>> BEGIN ITEMS
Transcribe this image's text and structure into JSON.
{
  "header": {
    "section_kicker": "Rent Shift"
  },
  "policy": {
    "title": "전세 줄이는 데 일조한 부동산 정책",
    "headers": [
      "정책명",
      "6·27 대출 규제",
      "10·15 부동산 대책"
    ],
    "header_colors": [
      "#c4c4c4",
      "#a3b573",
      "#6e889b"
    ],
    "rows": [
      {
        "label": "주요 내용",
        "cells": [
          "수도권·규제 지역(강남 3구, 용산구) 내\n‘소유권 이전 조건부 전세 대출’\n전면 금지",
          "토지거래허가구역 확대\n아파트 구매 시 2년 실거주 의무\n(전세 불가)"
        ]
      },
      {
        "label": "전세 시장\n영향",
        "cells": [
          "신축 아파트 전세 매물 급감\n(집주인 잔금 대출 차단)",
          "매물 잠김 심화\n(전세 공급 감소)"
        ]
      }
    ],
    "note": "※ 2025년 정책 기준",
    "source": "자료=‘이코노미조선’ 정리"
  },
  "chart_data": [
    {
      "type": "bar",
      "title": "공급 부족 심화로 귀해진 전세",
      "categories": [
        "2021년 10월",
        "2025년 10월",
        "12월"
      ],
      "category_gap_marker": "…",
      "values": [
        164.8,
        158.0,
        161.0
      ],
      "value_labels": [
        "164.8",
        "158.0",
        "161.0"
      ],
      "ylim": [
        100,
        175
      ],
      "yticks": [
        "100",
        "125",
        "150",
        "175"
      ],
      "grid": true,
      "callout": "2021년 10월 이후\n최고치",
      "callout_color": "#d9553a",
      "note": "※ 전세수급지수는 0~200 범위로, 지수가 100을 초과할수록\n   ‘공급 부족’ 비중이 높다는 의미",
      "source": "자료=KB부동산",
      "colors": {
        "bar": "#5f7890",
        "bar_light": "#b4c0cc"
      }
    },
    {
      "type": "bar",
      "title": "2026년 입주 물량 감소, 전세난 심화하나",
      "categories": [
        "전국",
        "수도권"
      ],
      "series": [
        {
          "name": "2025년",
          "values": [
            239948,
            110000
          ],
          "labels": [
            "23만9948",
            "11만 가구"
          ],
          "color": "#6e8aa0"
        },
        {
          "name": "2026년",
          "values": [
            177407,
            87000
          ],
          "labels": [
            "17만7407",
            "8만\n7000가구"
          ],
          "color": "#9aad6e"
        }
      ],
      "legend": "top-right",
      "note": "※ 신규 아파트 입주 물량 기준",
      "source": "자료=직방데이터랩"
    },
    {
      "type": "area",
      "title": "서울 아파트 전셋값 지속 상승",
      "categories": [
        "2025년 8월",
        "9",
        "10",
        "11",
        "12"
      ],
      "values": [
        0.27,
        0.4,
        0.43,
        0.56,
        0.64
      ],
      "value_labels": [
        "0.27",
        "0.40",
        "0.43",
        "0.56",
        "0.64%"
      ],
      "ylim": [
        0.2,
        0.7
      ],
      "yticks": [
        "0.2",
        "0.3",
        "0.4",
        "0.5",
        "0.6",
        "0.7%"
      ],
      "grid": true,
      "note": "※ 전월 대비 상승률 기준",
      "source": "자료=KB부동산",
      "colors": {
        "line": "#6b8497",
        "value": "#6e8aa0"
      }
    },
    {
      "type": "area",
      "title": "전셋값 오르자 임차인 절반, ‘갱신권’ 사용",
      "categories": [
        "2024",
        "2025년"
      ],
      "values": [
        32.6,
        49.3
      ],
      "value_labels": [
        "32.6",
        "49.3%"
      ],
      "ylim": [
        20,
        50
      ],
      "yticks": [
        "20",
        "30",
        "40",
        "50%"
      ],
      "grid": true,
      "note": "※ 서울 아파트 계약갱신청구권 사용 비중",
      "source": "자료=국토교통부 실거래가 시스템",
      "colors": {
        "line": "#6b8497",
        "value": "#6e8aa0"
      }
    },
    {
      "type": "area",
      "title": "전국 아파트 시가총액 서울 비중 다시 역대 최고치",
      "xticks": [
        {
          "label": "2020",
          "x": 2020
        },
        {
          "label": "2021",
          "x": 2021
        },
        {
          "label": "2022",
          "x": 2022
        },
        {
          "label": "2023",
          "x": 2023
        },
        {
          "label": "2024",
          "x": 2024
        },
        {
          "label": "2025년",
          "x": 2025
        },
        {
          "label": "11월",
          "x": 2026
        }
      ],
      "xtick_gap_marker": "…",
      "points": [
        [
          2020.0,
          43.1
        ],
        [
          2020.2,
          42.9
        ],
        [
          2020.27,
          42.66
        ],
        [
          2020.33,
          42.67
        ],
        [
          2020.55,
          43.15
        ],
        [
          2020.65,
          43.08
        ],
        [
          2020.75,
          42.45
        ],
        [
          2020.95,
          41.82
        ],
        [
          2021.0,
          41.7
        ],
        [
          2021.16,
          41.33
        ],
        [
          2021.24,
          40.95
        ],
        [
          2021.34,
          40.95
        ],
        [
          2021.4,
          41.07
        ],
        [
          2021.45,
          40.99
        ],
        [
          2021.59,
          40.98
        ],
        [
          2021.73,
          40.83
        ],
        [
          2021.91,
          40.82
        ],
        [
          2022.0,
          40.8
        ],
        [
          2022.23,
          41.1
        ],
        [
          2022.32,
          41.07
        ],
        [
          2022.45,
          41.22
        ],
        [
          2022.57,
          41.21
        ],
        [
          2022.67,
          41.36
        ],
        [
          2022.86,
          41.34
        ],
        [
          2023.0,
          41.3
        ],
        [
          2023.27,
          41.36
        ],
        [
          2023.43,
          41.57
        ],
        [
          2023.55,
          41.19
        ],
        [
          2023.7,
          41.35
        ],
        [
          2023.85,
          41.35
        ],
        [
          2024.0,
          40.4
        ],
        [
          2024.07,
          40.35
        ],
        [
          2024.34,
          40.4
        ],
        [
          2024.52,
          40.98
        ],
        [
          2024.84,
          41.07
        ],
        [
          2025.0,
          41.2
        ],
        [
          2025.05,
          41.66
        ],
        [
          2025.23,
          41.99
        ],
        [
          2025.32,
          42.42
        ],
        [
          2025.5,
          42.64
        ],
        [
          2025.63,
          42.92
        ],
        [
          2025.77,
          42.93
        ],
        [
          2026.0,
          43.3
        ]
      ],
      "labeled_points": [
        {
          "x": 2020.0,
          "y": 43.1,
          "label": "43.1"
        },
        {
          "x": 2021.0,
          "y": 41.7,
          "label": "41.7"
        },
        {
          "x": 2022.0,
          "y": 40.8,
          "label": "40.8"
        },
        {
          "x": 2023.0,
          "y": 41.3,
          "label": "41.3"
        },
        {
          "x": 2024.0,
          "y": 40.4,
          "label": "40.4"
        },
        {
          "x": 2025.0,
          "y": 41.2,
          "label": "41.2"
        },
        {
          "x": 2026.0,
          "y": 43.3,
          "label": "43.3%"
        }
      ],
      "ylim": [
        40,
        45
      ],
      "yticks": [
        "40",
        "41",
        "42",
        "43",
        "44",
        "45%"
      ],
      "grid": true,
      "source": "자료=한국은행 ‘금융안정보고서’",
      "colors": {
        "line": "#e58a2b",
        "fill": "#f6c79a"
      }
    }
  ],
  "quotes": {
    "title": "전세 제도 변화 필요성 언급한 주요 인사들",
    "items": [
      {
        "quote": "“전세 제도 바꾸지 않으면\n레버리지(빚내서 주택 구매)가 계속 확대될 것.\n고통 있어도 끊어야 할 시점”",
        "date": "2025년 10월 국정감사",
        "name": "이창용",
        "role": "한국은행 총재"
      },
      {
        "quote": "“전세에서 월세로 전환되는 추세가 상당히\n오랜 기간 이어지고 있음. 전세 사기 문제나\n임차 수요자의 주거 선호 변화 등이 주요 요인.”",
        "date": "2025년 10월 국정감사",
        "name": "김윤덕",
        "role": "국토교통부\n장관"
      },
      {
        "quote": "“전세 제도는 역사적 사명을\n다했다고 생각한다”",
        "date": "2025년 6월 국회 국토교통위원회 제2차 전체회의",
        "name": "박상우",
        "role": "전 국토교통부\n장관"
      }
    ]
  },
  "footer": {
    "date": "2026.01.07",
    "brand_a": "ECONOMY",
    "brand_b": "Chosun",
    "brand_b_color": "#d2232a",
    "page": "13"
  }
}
>> END ITEMS
**WHAT TO WORK ON**
Search the entries for the word "title" and gather every line where it appears.

**COMPLETE ANSWER**
    "title": "전세 줄이는 데 일조한 부동산 정책",
      "title": "공급 부족 심화로 귀해진 전세",
      "title": "2026년 입주 물량 감소, 전세난 심화하나",
      "title": "서울 아파트 전셋값 지속 상승",
      "title": "전셋값 오르자 임차인 절반, ‘갱신권’ 사용",
      "title": "전국 아파트 시가총액 서울 비중 다시 역대 최고치",
    "title": "전세 제도 변화 필요성 언급한 주요 인사들",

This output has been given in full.